**Required work**
Tally the lines holding the word "JSON" and state the count by itself.

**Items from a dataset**
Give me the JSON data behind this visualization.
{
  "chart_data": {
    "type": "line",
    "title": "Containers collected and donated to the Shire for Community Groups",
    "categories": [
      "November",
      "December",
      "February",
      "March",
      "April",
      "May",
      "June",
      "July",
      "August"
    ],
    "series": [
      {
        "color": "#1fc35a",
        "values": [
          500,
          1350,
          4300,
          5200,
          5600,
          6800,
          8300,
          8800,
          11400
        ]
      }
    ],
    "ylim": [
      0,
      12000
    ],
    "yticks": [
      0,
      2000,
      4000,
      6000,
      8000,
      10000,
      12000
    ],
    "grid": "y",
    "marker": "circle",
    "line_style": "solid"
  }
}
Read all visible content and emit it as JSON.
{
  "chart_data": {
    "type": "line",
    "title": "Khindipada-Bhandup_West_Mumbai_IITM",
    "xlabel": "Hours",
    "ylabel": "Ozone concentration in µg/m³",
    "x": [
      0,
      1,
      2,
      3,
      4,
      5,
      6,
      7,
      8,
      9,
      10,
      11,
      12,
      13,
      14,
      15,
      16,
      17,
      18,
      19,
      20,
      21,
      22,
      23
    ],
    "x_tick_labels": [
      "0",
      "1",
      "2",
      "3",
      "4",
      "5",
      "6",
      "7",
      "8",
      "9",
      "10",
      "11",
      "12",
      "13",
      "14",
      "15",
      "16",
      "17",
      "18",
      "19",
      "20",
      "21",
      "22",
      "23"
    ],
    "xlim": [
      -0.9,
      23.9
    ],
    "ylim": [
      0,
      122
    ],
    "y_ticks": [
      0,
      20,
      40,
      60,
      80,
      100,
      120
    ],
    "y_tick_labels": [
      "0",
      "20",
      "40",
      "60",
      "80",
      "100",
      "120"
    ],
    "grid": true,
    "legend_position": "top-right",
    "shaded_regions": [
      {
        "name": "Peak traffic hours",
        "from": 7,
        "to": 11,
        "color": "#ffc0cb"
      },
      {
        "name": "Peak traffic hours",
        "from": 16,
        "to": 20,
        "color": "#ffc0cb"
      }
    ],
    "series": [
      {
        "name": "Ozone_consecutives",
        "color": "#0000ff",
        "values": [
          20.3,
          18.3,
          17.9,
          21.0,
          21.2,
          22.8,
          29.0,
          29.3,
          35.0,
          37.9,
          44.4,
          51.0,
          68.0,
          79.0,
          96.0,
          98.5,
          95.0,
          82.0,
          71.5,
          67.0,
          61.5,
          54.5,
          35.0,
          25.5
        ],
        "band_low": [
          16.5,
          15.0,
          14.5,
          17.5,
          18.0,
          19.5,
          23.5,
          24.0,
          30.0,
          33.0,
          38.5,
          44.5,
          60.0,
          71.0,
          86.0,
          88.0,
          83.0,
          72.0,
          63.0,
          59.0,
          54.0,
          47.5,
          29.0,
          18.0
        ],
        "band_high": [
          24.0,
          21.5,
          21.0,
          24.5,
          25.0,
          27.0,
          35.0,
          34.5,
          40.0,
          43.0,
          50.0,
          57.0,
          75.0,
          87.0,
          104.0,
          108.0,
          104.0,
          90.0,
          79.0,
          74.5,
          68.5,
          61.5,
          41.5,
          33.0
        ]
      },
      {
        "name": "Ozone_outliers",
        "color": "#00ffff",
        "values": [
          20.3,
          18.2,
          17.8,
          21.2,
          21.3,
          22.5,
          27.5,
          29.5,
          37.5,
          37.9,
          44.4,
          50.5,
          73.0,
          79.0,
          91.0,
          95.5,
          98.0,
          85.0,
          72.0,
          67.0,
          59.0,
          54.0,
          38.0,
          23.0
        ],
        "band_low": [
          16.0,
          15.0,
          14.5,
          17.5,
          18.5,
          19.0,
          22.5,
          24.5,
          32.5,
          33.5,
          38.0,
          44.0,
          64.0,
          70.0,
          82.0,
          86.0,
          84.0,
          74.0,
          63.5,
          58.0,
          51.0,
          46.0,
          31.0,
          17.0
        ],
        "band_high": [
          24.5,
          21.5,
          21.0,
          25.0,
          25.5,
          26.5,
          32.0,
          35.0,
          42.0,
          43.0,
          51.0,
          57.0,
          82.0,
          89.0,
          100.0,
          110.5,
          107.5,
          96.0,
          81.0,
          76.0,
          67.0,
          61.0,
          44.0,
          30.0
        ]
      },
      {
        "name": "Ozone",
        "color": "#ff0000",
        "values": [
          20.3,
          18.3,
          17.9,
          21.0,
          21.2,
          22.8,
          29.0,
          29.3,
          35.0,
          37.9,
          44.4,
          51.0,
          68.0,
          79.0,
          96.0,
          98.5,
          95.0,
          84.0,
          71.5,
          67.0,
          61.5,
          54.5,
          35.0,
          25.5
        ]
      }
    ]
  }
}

**Solved problem**
2